(Records contained in a dataset)

**********

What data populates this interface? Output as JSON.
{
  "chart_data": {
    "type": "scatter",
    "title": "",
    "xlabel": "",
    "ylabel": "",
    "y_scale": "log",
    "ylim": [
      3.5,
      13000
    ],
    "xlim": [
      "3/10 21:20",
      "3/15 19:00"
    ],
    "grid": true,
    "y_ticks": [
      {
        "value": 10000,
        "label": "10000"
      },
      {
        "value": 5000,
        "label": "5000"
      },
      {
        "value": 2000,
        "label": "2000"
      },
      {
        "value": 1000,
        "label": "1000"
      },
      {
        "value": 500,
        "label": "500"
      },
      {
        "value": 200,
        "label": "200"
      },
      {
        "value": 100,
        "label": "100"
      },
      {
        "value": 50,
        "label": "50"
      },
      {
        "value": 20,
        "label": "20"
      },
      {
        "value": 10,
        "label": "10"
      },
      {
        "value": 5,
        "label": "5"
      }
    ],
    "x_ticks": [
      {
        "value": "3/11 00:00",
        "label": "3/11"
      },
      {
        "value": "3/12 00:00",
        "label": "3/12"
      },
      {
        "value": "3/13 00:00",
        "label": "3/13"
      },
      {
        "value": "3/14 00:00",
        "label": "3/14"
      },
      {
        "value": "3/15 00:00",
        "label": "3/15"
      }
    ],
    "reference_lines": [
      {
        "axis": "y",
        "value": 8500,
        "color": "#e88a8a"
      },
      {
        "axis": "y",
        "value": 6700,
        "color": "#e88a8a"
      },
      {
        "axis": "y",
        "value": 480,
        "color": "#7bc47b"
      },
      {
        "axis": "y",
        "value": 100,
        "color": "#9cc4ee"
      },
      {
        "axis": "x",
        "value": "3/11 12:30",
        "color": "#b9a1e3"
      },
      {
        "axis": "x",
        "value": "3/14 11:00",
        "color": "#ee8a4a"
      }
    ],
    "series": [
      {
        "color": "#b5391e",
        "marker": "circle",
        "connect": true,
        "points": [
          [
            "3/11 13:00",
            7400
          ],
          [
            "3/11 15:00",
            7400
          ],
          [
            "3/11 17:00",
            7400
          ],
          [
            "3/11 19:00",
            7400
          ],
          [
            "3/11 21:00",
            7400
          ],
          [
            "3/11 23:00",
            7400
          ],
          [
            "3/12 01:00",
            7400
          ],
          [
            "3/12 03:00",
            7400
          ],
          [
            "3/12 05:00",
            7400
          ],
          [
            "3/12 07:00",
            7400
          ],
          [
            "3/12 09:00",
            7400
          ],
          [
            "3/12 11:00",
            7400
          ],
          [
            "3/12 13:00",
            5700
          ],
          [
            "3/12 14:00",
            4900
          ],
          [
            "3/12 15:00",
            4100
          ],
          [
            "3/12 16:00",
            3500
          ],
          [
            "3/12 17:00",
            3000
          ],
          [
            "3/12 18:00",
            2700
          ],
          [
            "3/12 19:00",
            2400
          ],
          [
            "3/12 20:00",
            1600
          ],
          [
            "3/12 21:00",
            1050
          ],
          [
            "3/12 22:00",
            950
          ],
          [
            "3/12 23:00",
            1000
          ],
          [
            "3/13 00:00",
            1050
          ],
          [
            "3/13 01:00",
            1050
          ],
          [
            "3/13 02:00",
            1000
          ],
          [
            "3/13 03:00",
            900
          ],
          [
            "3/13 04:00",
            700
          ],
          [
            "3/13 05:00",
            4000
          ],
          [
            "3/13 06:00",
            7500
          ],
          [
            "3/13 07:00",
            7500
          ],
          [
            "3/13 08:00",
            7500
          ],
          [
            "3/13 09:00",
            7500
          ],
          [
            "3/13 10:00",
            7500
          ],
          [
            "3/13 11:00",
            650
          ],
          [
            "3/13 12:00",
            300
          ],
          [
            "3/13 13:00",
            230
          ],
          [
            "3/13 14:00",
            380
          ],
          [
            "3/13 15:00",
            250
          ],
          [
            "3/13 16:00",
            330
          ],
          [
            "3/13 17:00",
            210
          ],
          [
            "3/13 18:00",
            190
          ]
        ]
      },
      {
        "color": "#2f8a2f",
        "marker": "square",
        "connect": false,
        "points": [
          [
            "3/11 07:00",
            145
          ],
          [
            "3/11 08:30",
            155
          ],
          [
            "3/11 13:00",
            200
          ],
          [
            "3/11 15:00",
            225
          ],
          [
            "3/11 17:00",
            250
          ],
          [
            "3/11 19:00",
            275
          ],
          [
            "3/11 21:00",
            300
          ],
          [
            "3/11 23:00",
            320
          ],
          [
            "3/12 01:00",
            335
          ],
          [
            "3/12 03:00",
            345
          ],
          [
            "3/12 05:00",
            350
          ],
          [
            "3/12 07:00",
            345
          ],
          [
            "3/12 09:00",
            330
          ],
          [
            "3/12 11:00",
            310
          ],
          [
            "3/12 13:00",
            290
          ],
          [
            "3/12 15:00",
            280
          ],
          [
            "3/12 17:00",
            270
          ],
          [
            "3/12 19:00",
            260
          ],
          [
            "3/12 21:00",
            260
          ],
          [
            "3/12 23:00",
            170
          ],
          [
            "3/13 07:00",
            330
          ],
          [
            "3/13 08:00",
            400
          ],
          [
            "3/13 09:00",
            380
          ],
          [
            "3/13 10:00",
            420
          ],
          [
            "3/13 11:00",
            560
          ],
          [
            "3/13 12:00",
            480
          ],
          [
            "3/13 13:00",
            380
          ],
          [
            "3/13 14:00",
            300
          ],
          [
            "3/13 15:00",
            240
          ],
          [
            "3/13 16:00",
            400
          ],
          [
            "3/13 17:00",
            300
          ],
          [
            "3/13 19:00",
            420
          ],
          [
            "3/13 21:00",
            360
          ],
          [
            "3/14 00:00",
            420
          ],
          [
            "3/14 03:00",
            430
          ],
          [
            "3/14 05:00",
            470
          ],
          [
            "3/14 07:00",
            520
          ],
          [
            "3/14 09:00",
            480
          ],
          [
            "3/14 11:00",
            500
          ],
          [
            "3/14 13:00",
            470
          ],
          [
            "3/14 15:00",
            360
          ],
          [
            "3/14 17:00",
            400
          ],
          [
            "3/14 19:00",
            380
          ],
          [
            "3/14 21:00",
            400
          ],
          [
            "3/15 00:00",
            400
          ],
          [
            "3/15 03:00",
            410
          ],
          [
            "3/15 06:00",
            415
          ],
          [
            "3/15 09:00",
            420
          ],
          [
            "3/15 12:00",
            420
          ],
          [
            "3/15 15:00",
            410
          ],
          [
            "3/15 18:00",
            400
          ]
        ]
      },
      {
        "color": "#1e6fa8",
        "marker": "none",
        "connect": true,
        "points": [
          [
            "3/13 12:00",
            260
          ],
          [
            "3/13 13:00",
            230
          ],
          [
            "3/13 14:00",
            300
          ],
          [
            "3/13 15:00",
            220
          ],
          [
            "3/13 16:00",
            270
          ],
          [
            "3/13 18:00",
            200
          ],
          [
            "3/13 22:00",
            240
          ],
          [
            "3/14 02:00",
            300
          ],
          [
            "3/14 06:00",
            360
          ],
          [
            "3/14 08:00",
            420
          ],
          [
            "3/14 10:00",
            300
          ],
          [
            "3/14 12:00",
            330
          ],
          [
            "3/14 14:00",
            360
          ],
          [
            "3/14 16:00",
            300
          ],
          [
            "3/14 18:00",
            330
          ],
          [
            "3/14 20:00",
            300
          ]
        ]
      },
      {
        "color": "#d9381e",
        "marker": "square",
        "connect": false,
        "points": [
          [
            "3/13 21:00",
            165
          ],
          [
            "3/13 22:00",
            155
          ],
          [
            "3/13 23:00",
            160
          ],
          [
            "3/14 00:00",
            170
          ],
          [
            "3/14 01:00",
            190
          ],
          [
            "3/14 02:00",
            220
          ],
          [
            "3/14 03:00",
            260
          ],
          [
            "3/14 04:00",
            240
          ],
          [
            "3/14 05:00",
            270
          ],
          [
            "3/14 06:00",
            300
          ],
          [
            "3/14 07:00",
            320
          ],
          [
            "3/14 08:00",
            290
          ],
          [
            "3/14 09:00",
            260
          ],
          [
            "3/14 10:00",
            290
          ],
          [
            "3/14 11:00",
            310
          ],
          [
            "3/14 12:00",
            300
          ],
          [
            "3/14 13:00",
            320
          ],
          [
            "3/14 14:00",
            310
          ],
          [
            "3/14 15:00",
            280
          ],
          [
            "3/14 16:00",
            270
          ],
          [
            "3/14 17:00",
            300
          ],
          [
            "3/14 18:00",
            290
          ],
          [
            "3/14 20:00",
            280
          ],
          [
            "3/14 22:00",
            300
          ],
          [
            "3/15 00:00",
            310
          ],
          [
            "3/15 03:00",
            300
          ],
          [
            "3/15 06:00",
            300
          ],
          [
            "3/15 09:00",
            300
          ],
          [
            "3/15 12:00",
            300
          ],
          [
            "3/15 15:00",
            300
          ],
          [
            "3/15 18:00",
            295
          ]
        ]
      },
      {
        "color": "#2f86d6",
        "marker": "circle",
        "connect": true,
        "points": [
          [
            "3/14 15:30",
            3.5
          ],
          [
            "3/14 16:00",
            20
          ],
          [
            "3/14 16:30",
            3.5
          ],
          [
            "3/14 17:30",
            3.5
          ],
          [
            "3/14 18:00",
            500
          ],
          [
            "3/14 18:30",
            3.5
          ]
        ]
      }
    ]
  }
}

**********

** The task **
Copy out every line with the word "color".

** Completed task **
        "color": "#e88a8a"
        "color": "#e88a8a"
        "color": "#7bc47b"
        "color": "#9cc4ee"
        "color": "#b9a1e3"
        "color": "#ee8a4a"
        "color": "#b5391e",
        "color": "#2f8a2f",
        "color": "#1e6fa8",
        "color": "#d9381e",
        "color": "#2f86d6",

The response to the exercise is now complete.